INFORMATION SHOWN
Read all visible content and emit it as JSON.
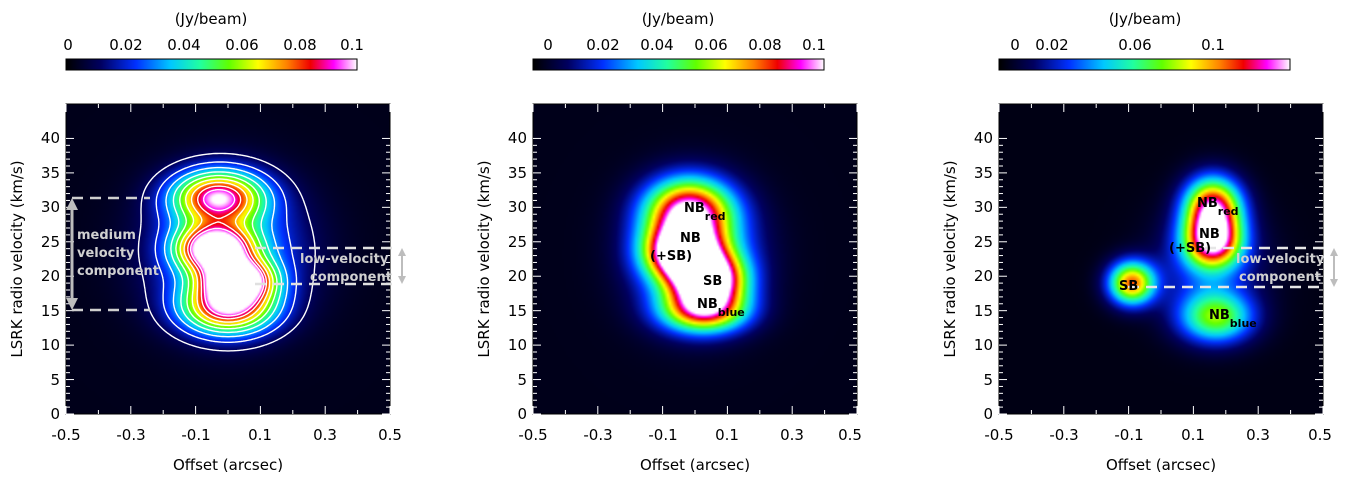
{
  "chart_data": [
    {
      "type": "heatmap",
      "panel": "left",
      "colorbar": {
        "label": "(Jy/beam)",
        "ticks": [
          "0",
          "0.02",
          "0.04",
          "0.06",
          "0.08",
          "0.1"
        ],
        "tick_values": [
          0,
          0.02,
          0.04,
          0.06,
          0.08,
          0.1
        ],
        "range": [
          0,
          0.106
        ]
      },
      "xlabel": "Offset (arcsec)",
      "ylabel": "LSRK radio velocity (km/s)",
      "xlim": [
        -0.5,
        0.5
      ],
      "ylim": [
        0,
        45
      ],
      "xticks": [
        "-0.5",
        "-0.3",
        "-0.1",
        "0.1",
        "0.3",
        "0.5"
      ],
      "yticks": [
        "0",
        "5",
        "10",
        "15",
        "20",
        "25",
        "30",
        "35",
        "40"
      ],
      "contours": true,
      "peak_components": [
        {
          "x": -0.03,
          "y": 31.5,
          "value": 0.085
        },
        {
          "x": -0.04,
          "y": 24.0,
          "value": 0.104
        },
        {
          "x": 0.03,
          "y": 19.5,
          "value": 0.104
        },
        {
          "x": 0.0,
          "y": 15.5,
          "value": 0.085
        }
      ],
      "annotations": [
        {
          "lines": [
            "medium",
            "velocity",
            "component"
          ],
          "color": "#d0d0d0"
        },
        {
          "lines": [
            "low-velocity",
            "component"
          ],
          "color": "#d0d0d0"
        }
      ],
      "bands": [
        {
          "name": "medium velocity component",
          "y": [
            15.5,
            31.5
          ]
        },
        {
          "name": "low-velocity component",
          "y": [
            19.0,
            24.0
          ]
        }
      ]
    },
    {
      "type": "heatmap",
      "panel": "middle",
      "colorbar": {
        "label": "(Jy/beam)",
        "ticks": [
          "0",
          "0.02",
          "0.04",
          "0.06",
          "0.08",
          "0.1"
        ],
        "tick_values": [
          0,
          0.02,
          0.04,
          0.06,
          0.08,
          0.1
        ],
        "range": [
          0,
          0.106
        ]
      },
      "xlabel": "Offset (arcsec)",
      "ylabel": "LSRK radio velocity (km/s)",
      "xlim": [
        -0.5,
        0.5
      ],
      "ylim": [
        0,
        45
      ],
      "xticks": [
        "-0.5",
        "-0.3",
        "-0.1",
        "0.1",
        "0.3",
        "0.5"
      ],
      "yticks": [
        "0",
        "5",
        "10",
        "15",
        "20",
        "25",
        "30",
        "35",
        "40"
      ],
      "contours": false,
      "peak_components": [
        {
          "x": -0.02,
          "y": 29.5,
          "value": 0.085
        },
        {
          "x": -0.04,
          "y": 23.5,
          "value": 0.098
        },
        {
          "x": 0.04,
          "y": 19.5,
          "value": 0.1
        },
        {
          "x": 0.03,
          "y": 15.0,
          "value": 0.072
        }
      ],
      "annotations": [
        {
          "text": "NB",
          "sub": "red",
          "color": "#000000"
        },
        {
          "text": "NB",
          "color": "#000000"
        },
        {
          "text": "(+SB)",
          "color": "#000000"
        },
        {
          "text": "SB",
          "color": "#000000"
        },
        {
          "text": "NB",
          "sub": "blue",
          "color": "#000000"
        }
      ]
    },
    {
      "type": "heatmap",
      "panel": "right",
      "colorbar": {
        "label": "(Jy/beam)",
        "ticks": [
          "0",
          "0.02",
          "0.06",
          "0.1"
        ],
        "tick_values": [
          0,
          0.02,
          0.06,
          0.1
        ],
        "range": [
          0,
          0.14
        ]
      },
      "xlabel": "Offset (arcsec)",
      "ylabel": "LSRK radio velocity (km/s)",
      "xlim": [
        -0.5,
        0.5
      ],
      "ylim": [
        0,
        45
      ],
      "xticks": [
        "-0.5",
        "-0.3",
        "-0.1",
        "0.1",
        "0.3",
        "0.5"
      ],
      "yticks": [
        "0",
        "5",
        "10",
        "15",
        "20",
        "25",
        "30",
        "35",
        "40"
      ],
      "contours": false,
      "peak_components": [
        {
          "x": 0.16,
          "y": 30.0,
          "value": 0.12
        },
        {
          "x": 0.16,
          "y": 25.0,
          "value": 0.11
        },
        {
          "x": -0.09,
          "y": 19.0,
          "value": 0.105
        },
        {
          "x": 0.17,
          "y": 14.0,
          "value": 0.072
        }
      ],
      "annotations": [
        {
          "text": "NB",
          "sub": "red",
          "color": "#000000"
        },
        {
          "text": "NB",
          "color": "#000000"
        },
        {
          "text": "(+SB)",
          "color": "#000000"
        },
        {
          "text": "SB",
          "color": "#000000"
        },
        {
          "text": "NB",
          "sub": "blue",
          "color": "#000000"
        },
        {
          "lines": [
            "low-velocity",
            "component"
          ],
          "color": "#d0d0d0"
        }
      ],
      "bands": [
        {
          "name": "low-velocity component",
          "y": [
            19.0,
            24.0
          ]
        }
      ]
    }
  ]
}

TASK DESCRIPTION
Repeat the lines above exactly, and keep every picture out.

FINAL RESULT
Read all visible content and emit it as JSON.
{
  "chart_data": [
    {
      "type": "heatmap",
      "panel": "left",
      "colorbar": {
        "label": "(Jy/beam)",
        "ticks": [
          "0",
          "0.02",
          "0.04",
          "0.06",
          "0.08",
          "0.1"
        ],
        "tick_values": [
          0,
          0.02,
          0.04,
          0.06,
          0.08,
          0.1
        ],
        "range": [
          0,
          0.106
        ]
      },
      "xlabel": "Offset (arcsec)",
      "ylabel": "LSRK radio velocity (km/s)",
      "xlim": [
        -0.5,
        0.5
      ],
      "ylim": [
        0,
        45
      ],
      "xticks": [
        "-0.5",
        "-0.3",
        "-0.1",
        "0.1",
        "0.3",
        "0.5"
      ],
      "yticks": [
        "0",
        "5",
        "10",
        "15",
        "20",
        "25",
        "30",
        "35",
        "40"
      ],
      "contours": true,
      "peak_components": [
        {
          "x": -0.03,
          "y": 31.5,
          "value": 0.085
        },
        {
          "x": -0.04,
          "y": 24.0,
          "value": 0.104
        },
        {
          "x": 0.03,
          "y": 19.5,
          "value": 0.104
        },
        {
          "x": 0.0,
          "y": 15.5,
          "value": 0.085
        }
      ],
      "annotations": [
        {
          "lines": [
            "medium",
            "velocity",
            "component"
          ],
          "color": "#d0d0d0"
        },
        {
          "lines": [
            "low-velocity",
            "component"
          ],
          "color": "#d0d0d0"
        }
      ],
      "bands": [
        {
          "name": "medium velocity component",
          "y": [
            15.5,
            31.5
          ]
        },
        {
          "name": "low-velocity component",
          "y": [
            19.0,
            24.0
          ]
        }
      ]
    },
    {
      "type": "heatmap",
      "panel": "middle",
      "colorbar": {
        "label": "(Jy/beam)",
        "ticks": [
          "0",
          "0.02",
          "0.04",
          "0.06",
          "0.08",
          "0.1"
        ],
        "tick_values": [
          0,
          0.02,
          0.04,
          0.06,
          0.08,
          0.1
        ],
        "range": [
          0,
          0.106
        ]
      },
      "xlabel": "Offset (arcsec)",
      "ylabel": "LSRK radio velocity (km/s)",
      "xlim": [
        -0.5,
        0.5
      ],
      "ylim": [
        0,
        45
      ],
      "xticks": [
        "-0.5",
        "-0.3",
        "-0.1",
        "0.1",
        "0.3",
        "0.5"
      ],
      "yticks": [
        "0",
        "5",
        "10",
        "15",
        "20",
        "25",
        "30",
        "35",
        "40"
      ],
      "contours": false,
      "peak_components": [
        {
          "x": -0.02,
          "y": 29.5,
          "value": 0.085
        },
        {
          "x": -0.04,
          "y": 23.5,
          "value": 0.098
        },
        {
          "x": 0.04,
          "y": 19.5,
          "value": 0.1
        },
        {
          "x": 0.03,
          "y": 15.0,
          "value": 0.072
        }
      ],
      "annotations": [
        {
          "text": "NB",
          "sub": "red",
          "color": "#000000"
        },
        {
          "text": "NB",
          "color": "#000000"
        },
        {
          "text": "(+SB)",
          "color": "#000000"
        },
        {
          "text": "SB",
          "color": "#000000"
        },
        {
          "text": "NB",
          "sub": "blue",
          "color": "#000000"
        }
      ]
    },
    {
      "type": "heatmap",
      "panel": "right",
      "colorbar": {
        "label": "(Jy/beam)",
        "ticks": [
          "0",
          "0.02",
          "0.06",
          "0.1"
        ],
        "tick_values": [
          0,
          0.02,
          0.06,
          0.1
        ],
        "range": [
          0,
          0.14
        ]
      },
      "xlabel": "Offset (arcsec)",
      "ylabel": "LSRK radio velocity (km/s)",
      "xlim": [
        -0.5,
        0.5
      ],
      "ylim": [
        0,
        45
      ],
      "xticks": [
        "-0.5",
        "-0.3",
        "-0.1",
        "0.1",
        "0.3",
        "0.5"
      ],
      "yticks": [
        "0",
        "5",
        "10",
        "15",
        "20",
        "25",
        "30",
        "35",
        "40"
      ],
      "contours": false,
      "peak_components": [
        {
          "x": 0.16,
          "y": 30.0,
          "value": 0.12
        },
        {
          "x": 0.16,
          "y": 25.0,
          "value": 0.11
        },
        {
          "x": -0.09,
          "y": 19.0,
          "value": 0.105
        },
        {
          "x": 0.17,
          "y": 14.0,
          "value": 0.072
        }
      ],
      "annotations": [
        {
          "text": "NB",
          "sub": "red",
          "color": "#000000"
        },
        {
          "text": "NB",
          "color": "#000000"
        },
        {
          "text": "(+SB)",
          "color": "#000000"
        },
        {
          "text": "SB",
          "color": "#000000"
        },
        {
          "text": "NB",
          "sub": "blue",
          "color": "#000000"
        },
        {
          "lines": [
            "low-velocity",
            "component"
          ],
          "color": "#d0d0d0"
        }
      ],
      "bands": [
        {
          "name": "low-velocity component",
          "y": [
            19.0,
            24.0
          ]
        }
      ]
    }
  ]
}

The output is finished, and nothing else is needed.